▸ Task instructions:
Set each record down exactly, excluding all images.

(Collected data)
○ ○ ○ ○ ○ ○ ○
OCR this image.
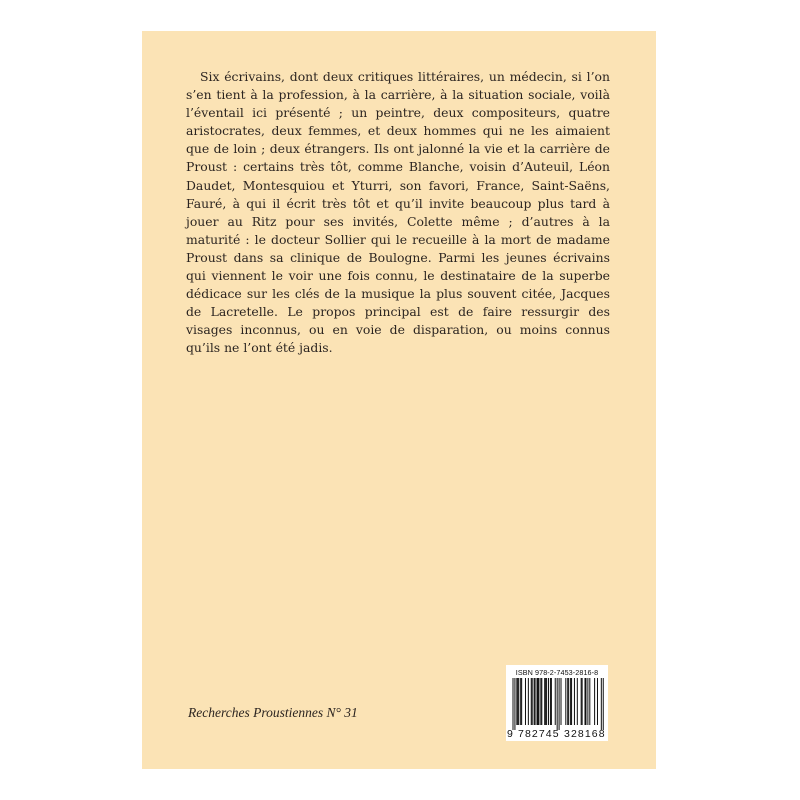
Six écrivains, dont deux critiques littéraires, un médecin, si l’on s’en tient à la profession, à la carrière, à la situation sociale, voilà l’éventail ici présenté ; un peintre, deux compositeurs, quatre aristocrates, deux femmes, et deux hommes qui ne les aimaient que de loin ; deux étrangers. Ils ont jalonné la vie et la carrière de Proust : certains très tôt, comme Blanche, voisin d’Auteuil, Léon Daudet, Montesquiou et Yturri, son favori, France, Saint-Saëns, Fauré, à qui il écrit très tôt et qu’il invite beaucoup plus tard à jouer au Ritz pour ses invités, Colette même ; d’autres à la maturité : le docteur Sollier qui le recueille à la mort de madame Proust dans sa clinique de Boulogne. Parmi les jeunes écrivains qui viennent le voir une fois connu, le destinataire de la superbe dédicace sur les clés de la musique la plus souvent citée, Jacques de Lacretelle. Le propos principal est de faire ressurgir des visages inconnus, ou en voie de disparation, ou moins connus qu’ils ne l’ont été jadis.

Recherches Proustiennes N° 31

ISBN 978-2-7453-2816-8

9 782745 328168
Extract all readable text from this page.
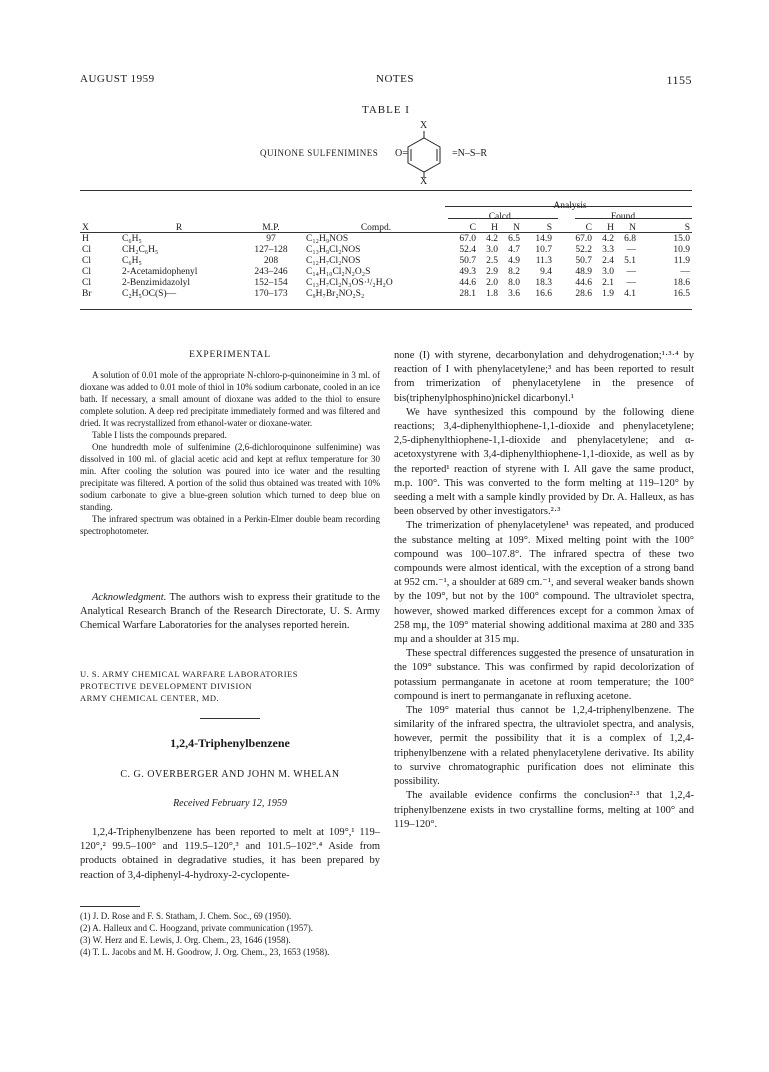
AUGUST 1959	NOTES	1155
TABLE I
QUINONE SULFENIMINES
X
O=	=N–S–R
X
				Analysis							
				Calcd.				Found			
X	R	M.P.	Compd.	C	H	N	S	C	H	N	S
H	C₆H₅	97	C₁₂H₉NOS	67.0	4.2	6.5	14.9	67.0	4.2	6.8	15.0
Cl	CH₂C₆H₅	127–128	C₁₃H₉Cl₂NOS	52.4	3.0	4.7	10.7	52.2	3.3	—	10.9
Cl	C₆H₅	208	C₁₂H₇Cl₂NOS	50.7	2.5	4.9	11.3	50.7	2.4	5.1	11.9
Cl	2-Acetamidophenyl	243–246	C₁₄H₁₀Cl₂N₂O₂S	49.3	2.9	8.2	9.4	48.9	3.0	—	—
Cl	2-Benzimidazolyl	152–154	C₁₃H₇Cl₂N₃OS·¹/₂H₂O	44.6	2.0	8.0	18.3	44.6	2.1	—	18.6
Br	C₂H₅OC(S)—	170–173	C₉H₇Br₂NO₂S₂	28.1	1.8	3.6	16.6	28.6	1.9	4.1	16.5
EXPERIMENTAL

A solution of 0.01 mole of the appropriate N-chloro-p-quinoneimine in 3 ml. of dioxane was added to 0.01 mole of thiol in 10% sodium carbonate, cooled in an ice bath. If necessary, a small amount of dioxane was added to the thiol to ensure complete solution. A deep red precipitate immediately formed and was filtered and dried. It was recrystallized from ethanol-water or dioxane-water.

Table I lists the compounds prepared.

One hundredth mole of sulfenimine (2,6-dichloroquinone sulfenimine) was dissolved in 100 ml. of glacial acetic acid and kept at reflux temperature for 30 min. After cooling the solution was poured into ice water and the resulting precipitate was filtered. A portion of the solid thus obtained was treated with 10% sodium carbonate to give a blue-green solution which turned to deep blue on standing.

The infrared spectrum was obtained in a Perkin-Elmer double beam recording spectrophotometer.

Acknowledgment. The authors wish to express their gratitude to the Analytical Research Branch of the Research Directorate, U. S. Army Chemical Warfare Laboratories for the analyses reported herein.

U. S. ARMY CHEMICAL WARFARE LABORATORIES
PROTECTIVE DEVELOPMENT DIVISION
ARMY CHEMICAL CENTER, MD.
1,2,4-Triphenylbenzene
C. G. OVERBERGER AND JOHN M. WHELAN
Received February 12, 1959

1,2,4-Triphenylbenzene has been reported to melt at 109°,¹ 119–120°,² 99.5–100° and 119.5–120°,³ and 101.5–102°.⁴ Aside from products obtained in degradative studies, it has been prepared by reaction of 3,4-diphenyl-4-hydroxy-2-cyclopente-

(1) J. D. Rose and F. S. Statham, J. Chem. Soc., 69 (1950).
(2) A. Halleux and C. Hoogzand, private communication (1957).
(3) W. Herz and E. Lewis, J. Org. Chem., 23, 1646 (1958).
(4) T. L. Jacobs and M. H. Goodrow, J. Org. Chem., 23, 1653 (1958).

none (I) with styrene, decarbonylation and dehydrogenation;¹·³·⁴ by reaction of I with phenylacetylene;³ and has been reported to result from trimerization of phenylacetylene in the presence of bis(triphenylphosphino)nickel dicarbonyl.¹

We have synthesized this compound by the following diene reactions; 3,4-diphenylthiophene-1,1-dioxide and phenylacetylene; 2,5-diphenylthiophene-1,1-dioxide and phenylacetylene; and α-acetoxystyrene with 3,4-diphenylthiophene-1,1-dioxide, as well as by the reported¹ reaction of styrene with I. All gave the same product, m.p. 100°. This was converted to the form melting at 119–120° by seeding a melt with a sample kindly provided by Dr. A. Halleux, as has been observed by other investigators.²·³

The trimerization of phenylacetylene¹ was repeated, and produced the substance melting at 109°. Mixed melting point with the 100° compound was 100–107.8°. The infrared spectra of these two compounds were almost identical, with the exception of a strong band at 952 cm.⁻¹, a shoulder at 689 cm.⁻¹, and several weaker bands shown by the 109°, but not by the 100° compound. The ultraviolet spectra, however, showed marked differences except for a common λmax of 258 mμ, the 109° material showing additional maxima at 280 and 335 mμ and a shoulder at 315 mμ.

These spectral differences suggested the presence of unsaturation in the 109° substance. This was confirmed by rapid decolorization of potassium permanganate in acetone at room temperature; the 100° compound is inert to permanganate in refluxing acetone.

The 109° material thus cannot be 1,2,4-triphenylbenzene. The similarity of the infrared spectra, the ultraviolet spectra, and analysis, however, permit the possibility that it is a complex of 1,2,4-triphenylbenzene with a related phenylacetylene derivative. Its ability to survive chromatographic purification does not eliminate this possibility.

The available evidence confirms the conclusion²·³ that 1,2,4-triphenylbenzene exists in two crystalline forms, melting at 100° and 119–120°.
○ ○ ○ ○ ○ ○ ○
▸ The answer:
OCR this image.
Six écrivains, dont deux critiques littéraires, un médecin, si l’on s’en tient à la profession, à la carrière, à la situation sociale, voilà l’éventail ici présenté ; un peintre, deux compositeurs, quatre aristocrates, deux femmes, et deux hommes qui ne les aimaient que de loin ; deux étrangers. Ils ont jalonné la vie et la carrière de Proust : certains très tôt, comme Blanche, voisin d’Auteuil, Léon Daudet, Montesquiou et Yturri, son favori, France, Saint-Saëns, Fauré, à qui il écrit très tôt et qu’il invite beaucoup plus tard à jouer au Ritz pour ses invités, Colette même ; d’autres à la maturité : le docteur Sollier qui le recueille à la mort de madame Proust dans sa clinique de Boulogne. Parmi les jeunes écrivains qui viennent le voir une fois connu, le destinataire de la superbe dédicace sur les clés de la musique la plus souvent citée, Jacques de Lacretelle. Le propos principal est de faire ressurgir des visages inconnus, ou en voie de disparation, ou moins connus qu’ils ne l’ont été jadis.

Recherches Proustiennes N° 31

ISBN 978-2-7453-2816-8

9 782745 328168
Extract all readable text from this page.
AUGUST 1959	NOTES	1155
TABLE I
QUINONE SULFENIMINES
X
O=	=N–S–R
X
				Analysis							
				Calcd.				Found			
X	R	M.P.	Compd.	C	H	N	S	C	H	N	S
H	C₆H₅	97	C₁₂H₉NOS	67.0	4.2	6.5	14.9	67.0	4.2	6.8	15.0
Cl	CH₂C₆H₅	127–128	C₁₃H₉Cl₂NOS	52.4	3.0	4.7	10.7	52.2	3.3	—	10.9
Cl	C₆H₅	208	C₁₂H₇Cl₂NOS	50.7	2.5	4.9	11.3	50.7	2.4	5.1	11.9
Cl	2-Acetamidophenyl	243–246	C₁₄H₁₀Cl₂N₂O₂S	49.3	2.9	8.2	9.4	48.9	3.0	—	—
Cl	2-Benzimidazolyl	152–154	C₁₃H₇Cl₂N₃OS·¹/₂H₂O	44.6	2.0	8.0	18.3	44.6	2.1	—	18.6
Br	C₂H₅OC(S)—	170–173	C₉H₇Br₂NO₂S₂	28.1	1.8	3.6	16.6	28.6	1.9	4.1	16.5
EXPERIMENTAL

A solution of 0.01 mole of the appropriate N-chloro-p-quinoneimine in 3 ml. of dioxane was added to 0.01 mole of thiol in 10% sodium carbonate, cooled in an ice bath. If necessary, a small amount of dioxane was added to the thiol to ensure complete solution. A deep red precipitate immediately formed and was filtered and dried. It was recrystallized from ethanol-water or dioxane-water.

Table I lists the compounds prepared.

One hundredth mole of sulfenimine (2,6-dichloroquinone sulfenimine) was dissolved in 100 ml. of glacial acetic acid and kept at reflux temperature for 30 min. After cooling the solution was poured into ice water and the resulting precipitate was filtered. A portion of the solid thus obtained was treated with 10% sodium carbonate to give a blue-green solution which turned to deep blue on standing.

The infrared spectrum was obtained in a Perkin-Elmer double beam recording spectrophotometer.

Acknowledgment. The authors wish to express their gratitude to the Analytical Research Branch of the Research Directorate, U. S. Army Chemical Warfare Laboratories for the analyses reported herein.

U. S. ARMY CHEMICAL WARFARE LABORATORIES
PROTECTIVE DEVELOPMENT DIVISION
ARMY CHEMICAL CENTER, MD.
1,2,4-Triphenylbenzene
C. G. OVERBERGER AND JOHN M. WHELAN
Received February 12, 1959

1,2,4-Triphenylbenzene has been reported to melt at 109°,¹ 119–120°,² 99.5–100° and 119.5–120°,³ and 101.5–102°.⁴ Aside from products obtained in degradative studies, it has been prepared by reaction of 3,4-diphenyl-4-hydroxy-2-cyclopente-

(1) J. D. Rose and F. S. Statham, J. Chem. Soc., 69 (1950).
(2) A. Halleux and C. Hoogzand, private communication (1957).
(3) W. Herz and E. Lewis, J. Org. Chem., 23, 1646 (1958).
(4) T. L. Jacobs and M. H. Goodrow, J. Org. Chem., 23, 1653 (1958).

none (I) with styrene, decarbonylation and dehydrogenation;¹·³·⁴ by reaction of I with phenylacetylene;³ and has been reported to result from trimerization of phenylacetylene in the presence of bis(triphenylphosphino)nickel dicarbonyl.¹

We have synthesized this compound by the following diene reactions; 3,4-diphenylthiophene-1,1-dioxide and phenylacetylene; 2,5-diphenylthiophene-1,1-dioxide and phenylacetylene; and α-acetoxystyrene with 3,4-diphenylthiophene-1,1-dioxide, as well as by the reported¹ reaction of styrene with I. All gave the same product, m.p. 100°. This was converted to the form melting at 119–120° by seeding a melt with a sample kindly provided by Dr. A. Halleux, as has been observed by other investigators.²·³

The trimerization of phenylacetylene¹ was repeated, and produced the substance melting at 109°. Mixed melting point with the 100° compound was 100–107.8°. The infrared spectra of these two compounds were almost identical, with the exception of a strong band at 952 cm.⁻¹, a shoulder at 689 cm.⁻¹, and several weaker bands shown by the 109°, but not by the 100° compound. The ultraviolet spectra, however, showed marked differences except for a common λmax of 258 mμ, the 109° material showing additional maxima at 280 and 335 mμ and a shoulder at 315 mμ.

These spectral differences suggested the presence of unsaturation in the 109° substance. This was confirmed by rapid decolorization of potassium permanganate in acetone at room temperature; the 100° compound is inert to permanganate in refluxing acetone.

The 109° material thus cannot be 1,2,4-triphenylbenzene. The similarity of the infrared spectra, the ultraviolet spectra, and analysis, however, permit the possibility that it is a complex of 1,2,4-triphenylbenzene with a related phenylacetylene derivative. Its ability to survive chromatographic purification does not eliminate this possibility.

The available evidence confirms the conclusion²·³ that 1,2,4-triphenylbenzene exists in two crystalline forms, melting at 100° and 119–120°.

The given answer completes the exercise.